■ REQUEST
Reproduce the entries exactly.

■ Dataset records
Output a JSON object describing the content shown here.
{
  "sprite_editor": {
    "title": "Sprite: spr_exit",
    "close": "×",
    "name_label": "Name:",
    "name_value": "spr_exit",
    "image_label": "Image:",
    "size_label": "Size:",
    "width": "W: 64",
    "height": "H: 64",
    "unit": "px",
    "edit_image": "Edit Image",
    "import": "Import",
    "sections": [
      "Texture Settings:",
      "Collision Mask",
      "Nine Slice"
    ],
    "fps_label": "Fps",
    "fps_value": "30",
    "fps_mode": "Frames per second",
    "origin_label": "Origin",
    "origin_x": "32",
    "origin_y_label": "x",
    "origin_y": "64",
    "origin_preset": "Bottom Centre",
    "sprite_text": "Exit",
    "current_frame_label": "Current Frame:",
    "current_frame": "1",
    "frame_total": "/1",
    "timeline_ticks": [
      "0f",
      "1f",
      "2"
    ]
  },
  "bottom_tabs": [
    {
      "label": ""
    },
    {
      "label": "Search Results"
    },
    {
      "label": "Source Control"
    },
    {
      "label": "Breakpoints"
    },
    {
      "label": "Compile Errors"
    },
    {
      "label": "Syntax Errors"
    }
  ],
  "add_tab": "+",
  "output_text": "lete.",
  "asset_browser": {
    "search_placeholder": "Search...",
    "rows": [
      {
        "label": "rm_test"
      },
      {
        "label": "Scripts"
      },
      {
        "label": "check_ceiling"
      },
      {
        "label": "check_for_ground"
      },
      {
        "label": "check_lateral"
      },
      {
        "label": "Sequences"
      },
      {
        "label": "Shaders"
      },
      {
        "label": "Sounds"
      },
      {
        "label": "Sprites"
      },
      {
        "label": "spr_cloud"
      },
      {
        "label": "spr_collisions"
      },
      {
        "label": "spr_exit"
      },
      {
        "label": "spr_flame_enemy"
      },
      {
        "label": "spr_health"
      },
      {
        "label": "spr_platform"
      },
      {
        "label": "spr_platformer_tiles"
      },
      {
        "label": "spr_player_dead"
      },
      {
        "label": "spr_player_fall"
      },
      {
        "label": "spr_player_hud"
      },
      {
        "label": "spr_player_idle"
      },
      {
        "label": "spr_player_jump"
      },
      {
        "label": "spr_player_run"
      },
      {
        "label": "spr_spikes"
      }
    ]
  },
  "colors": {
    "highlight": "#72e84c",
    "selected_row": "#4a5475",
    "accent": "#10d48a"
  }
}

■ EXERCISE SOLUTION
Output a JSON object describing the content shown here.
{
  "sprite_editor": {
    "title": "Sprite: spr_exit",
    "close": "×",
    "name_label": "Name:",
    "name_value": "spr_exit",
    "image_label": "Image:",
    "size_label": "Size:",
    "width": "W: 64",
    "height": "H: 64",
    "unit": "px",
    "edit_image": "Edit Image",
    "import": "Import",
    "sections": [
      "Texture Settings:",
      "Collision Mask",
      "Nine Slice"
    ],
    "fps_label": "Fps",
    "fps_value": "30",
    "fps_mode": "Frames per second",
    "origin_label": "Origin",
    "origin_x": "32",
    "origin_y_label": "x",
    "origin_y": "64",
    "origin_preset": "Bottom Centre",
    "sprite_text": "Exit",
    "current_frame_label": "Current Frame:",
    "current_frame": "1",
    "frame_total": "/1",
    "timeline_ticks": [
      "0f",
      "1f",
      "2"
    ]
  },
  "bottom_tabs": [
    {
      "label": ""
    },
    {
      "label": "Search Results"
    },
    {
      "label": "Source Control"
    },
    {
      "label": "Breakpoints"
    },
    {
      "label": "Compile Errors"
    },
    {
      "label": "Syntax Errors"
    }
  ],
  "add_tab": "+",
  "output_text": "lete.",
  "asset_browser": {
    "search_placeholder": "Search...",
    "rows": [
      {
        "label": "rm_test"
      },
      {
        "label": "Scripts"
      },
      {
        "label": "check_ceiling"
      },
      {
        "label": "check_for_ground"
      },
      {
        "label": "check_lateral"
      },
      {
        "label": "Sequences"
      },
      {
        "label": "Shaders"
      },
      {
        "label": "Sounds"
      },
      {
        "label": "Sprites"
      },
      {
        "label": "spr_cloud"
      },
      {
        "label": "spr_collisions"
      },
      {
        "label": "spr_exit"
      },
      {
        "label": "spr_flame_enemy"
      },
      {
        "label": "spr_health"
      },
      {
        "label": "spr_platform"
      },
      {
        "label": "spr_platformer_tiles"
      },
      {
        "label": "spr_player_dead"
      },
      {
        "label": "spr_player_fall"
      },
      {
        "label": "spr_player_hud"
      },
      {
        "label": "spr_player_idle"
      },
      {
        "label": "spr_player_jump"
      },
      {
        "label": "spr_player_run"
      },
      {
        "label": "spr_spikes"
      }
    ]
  },
  "colors": {
    "highlight": "#72e84c",
    "selected_row": "#4a5475",
    "accent": "#10d48a"
  }
}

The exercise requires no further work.